__WHAT THE TASK ASKS__
Turn each line of the items below into a string in one JSON list, one string per line, leaving out blank lines.

__DATA SUPPLIED__
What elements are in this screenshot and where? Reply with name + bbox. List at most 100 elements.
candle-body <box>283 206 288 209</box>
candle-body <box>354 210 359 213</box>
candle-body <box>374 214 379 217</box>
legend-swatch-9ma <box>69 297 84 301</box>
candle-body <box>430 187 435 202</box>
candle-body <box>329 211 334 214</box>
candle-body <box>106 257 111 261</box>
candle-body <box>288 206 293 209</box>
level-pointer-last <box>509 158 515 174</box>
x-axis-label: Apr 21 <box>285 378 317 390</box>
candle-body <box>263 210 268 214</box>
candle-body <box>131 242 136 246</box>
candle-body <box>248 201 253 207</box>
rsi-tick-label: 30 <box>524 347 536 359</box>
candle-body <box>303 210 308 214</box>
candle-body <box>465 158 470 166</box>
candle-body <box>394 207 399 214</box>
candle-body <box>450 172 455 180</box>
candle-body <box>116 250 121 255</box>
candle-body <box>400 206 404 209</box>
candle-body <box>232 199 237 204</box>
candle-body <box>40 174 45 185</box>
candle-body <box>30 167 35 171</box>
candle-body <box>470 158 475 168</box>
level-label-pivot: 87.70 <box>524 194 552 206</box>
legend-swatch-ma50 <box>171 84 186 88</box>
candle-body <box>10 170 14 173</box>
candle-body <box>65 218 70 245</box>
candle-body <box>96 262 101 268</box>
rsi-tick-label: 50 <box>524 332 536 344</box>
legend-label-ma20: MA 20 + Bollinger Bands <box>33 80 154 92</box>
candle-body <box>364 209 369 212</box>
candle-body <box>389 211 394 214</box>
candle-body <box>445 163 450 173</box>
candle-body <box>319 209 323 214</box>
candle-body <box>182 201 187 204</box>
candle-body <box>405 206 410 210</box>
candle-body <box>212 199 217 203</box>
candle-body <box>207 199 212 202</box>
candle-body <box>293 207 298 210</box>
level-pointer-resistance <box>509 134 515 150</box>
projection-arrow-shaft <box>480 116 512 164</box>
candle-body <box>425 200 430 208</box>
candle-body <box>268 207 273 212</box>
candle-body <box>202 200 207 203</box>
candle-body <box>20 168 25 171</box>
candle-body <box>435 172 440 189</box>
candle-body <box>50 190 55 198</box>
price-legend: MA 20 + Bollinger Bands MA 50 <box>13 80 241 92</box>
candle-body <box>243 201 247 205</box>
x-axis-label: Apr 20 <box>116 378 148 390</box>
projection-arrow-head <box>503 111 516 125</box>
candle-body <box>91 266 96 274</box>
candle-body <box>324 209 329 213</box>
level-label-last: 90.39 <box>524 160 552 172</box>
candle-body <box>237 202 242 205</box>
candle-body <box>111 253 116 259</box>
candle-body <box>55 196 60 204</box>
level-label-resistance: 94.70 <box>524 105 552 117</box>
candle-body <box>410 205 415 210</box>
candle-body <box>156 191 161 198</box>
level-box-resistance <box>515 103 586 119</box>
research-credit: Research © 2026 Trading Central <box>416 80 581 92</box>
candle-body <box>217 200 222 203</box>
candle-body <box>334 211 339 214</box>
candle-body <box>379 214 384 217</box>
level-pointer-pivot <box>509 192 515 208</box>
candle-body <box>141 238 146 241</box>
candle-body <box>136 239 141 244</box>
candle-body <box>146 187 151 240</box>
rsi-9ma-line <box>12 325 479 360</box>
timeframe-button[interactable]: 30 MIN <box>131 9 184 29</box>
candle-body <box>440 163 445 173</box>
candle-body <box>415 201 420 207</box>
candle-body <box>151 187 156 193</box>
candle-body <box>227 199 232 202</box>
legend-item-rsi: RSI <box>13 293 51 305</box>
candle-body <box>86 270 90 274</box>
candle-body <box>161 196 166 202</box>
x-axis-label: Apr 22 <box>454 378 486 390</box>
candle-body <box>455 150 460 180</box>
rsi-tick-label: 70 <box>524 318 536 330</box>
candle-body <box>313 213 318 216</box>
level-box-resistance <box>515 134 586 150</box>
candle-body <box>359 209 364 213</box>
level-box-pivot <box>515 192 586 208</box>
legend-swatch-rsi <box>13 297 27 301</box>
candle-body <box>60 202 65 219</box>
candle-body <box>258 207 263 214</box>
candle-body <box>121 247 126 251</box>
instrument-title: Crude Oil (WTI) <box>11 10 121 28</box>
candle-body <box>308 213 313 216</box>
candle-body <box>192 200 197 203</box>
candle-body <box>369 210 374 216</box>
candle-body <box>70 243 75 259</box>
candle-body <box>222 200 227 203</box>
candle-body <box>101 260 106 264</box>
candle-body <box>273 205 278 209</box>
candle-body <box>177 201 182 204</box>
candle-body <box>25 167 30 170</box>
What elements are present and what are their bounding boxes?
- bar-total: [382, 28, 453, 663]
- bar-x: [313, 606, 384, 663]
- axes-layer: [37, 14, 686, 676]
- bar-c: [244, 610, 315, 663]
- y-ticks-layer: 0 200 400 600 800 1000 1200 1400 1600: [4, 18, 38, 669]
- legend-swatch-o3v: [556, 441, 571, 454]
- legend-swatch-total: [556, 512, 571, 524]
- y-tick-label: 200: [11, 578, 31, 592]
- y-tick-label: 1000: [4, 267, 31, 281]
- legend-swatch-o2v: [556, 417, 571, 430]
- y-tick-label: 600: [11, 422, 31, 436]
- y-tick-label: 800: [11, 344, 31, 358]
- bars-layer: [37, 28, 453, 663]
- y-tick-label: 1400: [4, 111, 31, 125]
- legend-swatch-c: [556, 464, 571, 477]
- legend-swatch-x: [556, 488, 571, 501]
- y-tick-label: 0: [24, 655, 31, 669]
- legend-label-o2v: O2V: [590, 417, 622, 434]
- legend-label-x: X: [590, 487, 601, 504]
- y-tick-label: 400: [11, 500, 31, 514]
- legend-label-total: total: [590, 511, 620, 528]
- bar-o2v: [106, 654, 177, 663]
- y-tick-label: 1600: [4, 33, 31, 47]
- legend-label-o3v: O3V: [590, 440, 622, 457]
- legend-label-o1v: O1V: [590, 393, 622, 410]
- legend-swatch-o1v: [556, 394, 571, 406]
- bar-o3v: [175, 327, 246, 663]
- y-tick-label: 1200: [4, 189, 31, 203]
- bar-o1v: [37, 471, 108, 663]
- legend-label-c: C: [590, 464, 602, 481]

__FINISHED ANSWER__
[
  "What elements are in this screenshot and where? Reply with name + bbox. List at most 100 elements.",
  "candle-body <box>283 206 288 209</box>",
  "candle-body <box>354 210 359 213</box>",
  "candle-body <box>374 214 379 217</box>",
  "legend-swatch-9ma <box>69 297 84 301</box>",
  "candle-body <box>430 187 435 202</box>",
  "candle-body <box>329 211 334 214</box>",
  "candle-body <box>106 257 111 261</box>",
  "candle-body <box>288 206 293 209</box>",
  "level-pointer-last <box>509 158 515 174</box>",
  "x-axis-label: Apr 21 <box>285 378 317 390</box>",
  "candle-body <box>263 210 268 214</box>",
  "candle-body <box>131 242 136 246</box>",
  "candle-body <box>248 201 253 207</box>",
  "rsi-tick-label: 30 <box>524 347 536 359</box>",
  "candle-body <box>303 210 308 214</box>",
  "candle-body <box>465 158 470 166</box>",
  "candle-body <box>394 207 399 214</box>",
  "candle-body <box>450 172 455 180</box>",
  "candle-body <box>116 250 121 255</box>",
  "candle-body <box>400 206 404 209</box>",
  "candle-body <box>232 199 237 204</box>",
  "candle-body <box>40 174 45 185</box>",
  "candle-body <box>30 167 35 171</box>",
  "candle-body <box>470 158 475 168</box>",
  "level-label-pivot: 87.70 <box>524 194 552 206</box>",
  "legend-swatch-ma50 <box>171 84 186 88</box>",
  "candle-body <box>10 170 14 173</box>",
  "candle-body <box>65 218 70 245</box>",
  "candle-body <box>96 262 101 268</box>",
  "rsi-tick-label: 50 <box>524 332 536 344</box>",
  "legend-label-ma20: MA 20 + Bollinger Bands <box>33 80 154 92</box>",
  "candle-body <box>364 209 369 212</box>",
  "candle-body <box>389 211 394 214</box>",
  "candle-body <box>445 163 450 173</box>",
  "candle-body <box>319 209 323 214</box>",
  "candle-body <box>182 201 187 204</box>",
  "candle-body <box>405 206 410 210</box>",
  "candle-body <box>212 199 217 203</box>",
  "candle-body <box>207 199 212 202</box>",
  "candle-body <box>293 207 298 210</box>",
  "level-pointer-resistance <box>509 134 515 150</box>",
  "projection-arrow-shaft <box>480 116 512 164</box>",
  "candle-body <box>425 200 430 208</box>",
  "candle-body <box>268 207 273 212</box>",
  "candle-body <box>202 200 207 203</box>",
  "candle-body <box>20 168 25 171</box>",
  "candle-body <box>435 172 440 189</box>",
  "candle-body <box>50 190 55 198</box>",
  "price-legend: MA 20 + Bollinger Bands MA 50 <box>13 80 241 92</box>",
  "candle-body <box>243 201 247 205</box>",
  "x-axis-label: Apr 20 <box>116 378 148 390</box>",
  "projection-arrow-head <box>503 111 516 125</box>",
  "candle-body <box>91 266 96 274</box>",
  "candle-body <box>324 209 329 213</box>",
  "level-label-last: 90.39 <box>524 160 552 172</box>",
  "candle-body <box>237 202 242 205</box>",
  "candle-body <box>111 253 116 259</box>",
  "candle-body <box>55 196 60 204</box>",
  "level-label-resistance: 94.70 <box>524 105 552 117</box>",
  "candle-body <box>410 205 415 210</box>",
  "candle-body <box>156 191 161 198</box>",
  "level-box-resistance <box>515 103 586 119</box>",
  "research-credit: Research © 2026 Trading Central <box>416 80 581 92</box>",
  "candle-body <box>217 200 222 203</box>",
  "candle-body <box>334 211 339 214</box>",
  "candle-body <box>379 214 384 217</box>",
  "level-pointer-pivot <box>509 192 515 208</box>",
  "candle-body <box>141 238 146 241</box>",
  "candle-body <box>136 239 141 244</box>",
  "candle-body <box>146 187 151 240</box>",
  "rsi-9ma-line <box>12 325 479 360</box>",
  "timeframe-button[interactable]: 30 MIN <box>131 9 184 29</box>",
  "candle-body <box>440 163 445 173</box>",
  "candle-body <box>415 201 420 207</box>",
  "candle-body <box>151 187 156 193</box>",
  "candle-body <box>227 199 232 202</box>",
  "legend-item-rsi: RSI <box>13 293 51 305</box>",
  "candle-body <box>86 270 90 274</box>",
  "candle-body <box>161 196 166 202</box>",
  "x-axis-label: Apr 22 <box>454 378 486 390</box>",
  "candle-body <box>455 150 460 180</box>",
  "rsi-tick-label: 70 <box>524 318 536 330</box>",
  "candle-body <box>313 213 318 216</box>",
  "level-box-resistance <box>515 134 586 150</box>",
  "candle-body <box>359 209 364 213</box>",
  "level-box-pivot <box>515 192 586 208</box>",
  "legend-swatch-rsi <box>13 297 27 301</box>",
  "candle-body <box>60 202 65 219</box>",
  "candle-body <box>258 207 263 214</box>",
  "candle-body <box>121 247 126 251</box>",
  "instrument-title: Crude Oil (WTI) <box>11 10 121 28</box>",
  "candle-body <box>308 213 313 216</box>",
  "candle-body <box>192 200 197 203</box>",
  "candle-body <box>369 210 374 216</box>",
  "candle-body <box>70 243 75 259</box>",
  "candle-body <box>222 200 227 203</box>",
  "candle-body <box>101 260 106 264</box>",
  "candle-body <box>273 205 278 209</box>",
  "candle-body <box>177 201 182 204</box>",
  "candle-body <box>25 167 30 170</box>",
  "What elements are present and what are their bounding boxes?",
  "- bar-total: [382, 28, 453, 663]",
  "- bar-x: [313, 606, 384, 663]",
  "- axes-layer: [37, 14, 686, 676]",
  "- bar-c: [244, 610, 315, 663]",
  "- y-ticks-layer: 0 200 400 600 800 1000 1200 1400 1600: [4, 18, 38, 669]",
  "- legend-swatch-o3v: [556, 441, 571, 454]",
  "- legend-swatch-total: [556, 512, 571, 524]",
  "- y-tick-label: 200: [11, 578, 31, 592]",
  "- y-tick-label: 1000: [4, 267, 31, 281]",
  "- legend-swatch-o2v: [556, 417, 571, 430]",
  "- y-tick-label: 600: [11, 422, 31, 436]",
  "- y-tick-label: 800: [11, 344, 31, 358]",
  "- bars-layer: [37, 28, 453, 663]",
  "- y-tick-label: 1400: [4, 111, 31, 125]",
  "- legend-swatch-c: [556, 464, 571, 477]",
  "- legend-swatch-x: [556, 488, 571, 501]",
  "- y-tick-label: 0: [24, 655, 31, 669]",
  "- legend-label-o2v: O2V: [590, 417, 622, 434]",
  "- legend-label-x: X: [590, 487, 601, 504]",
  "- y-tick-label: 400: [11, 500, 31, 514]",
  "- legend-label-total: total: [590, 511, 620, 528]",
  "- bar-o2v: [106, 654, 177, 663]",
  "- y-tick-label: 1600: [4, 33, 31, 47]",
  "- legend-label-o3v: O3V: [590, 440, 622, 457]",
  "- legend-label-o1v: O1V: [590, 393, 622, 410]",
  "- legend-swatch-o1v: [556, 394, 571, 406]",
  "- bar-o3v: [175, 327, 246, 663]",
  "- y-tick-label: 1200: [4, 189, 31, 203]",
  "- bar-o1v: [37, 471, 108, 663]",
  "- legend-label-c: C: [590, 464, 602, 481]"
]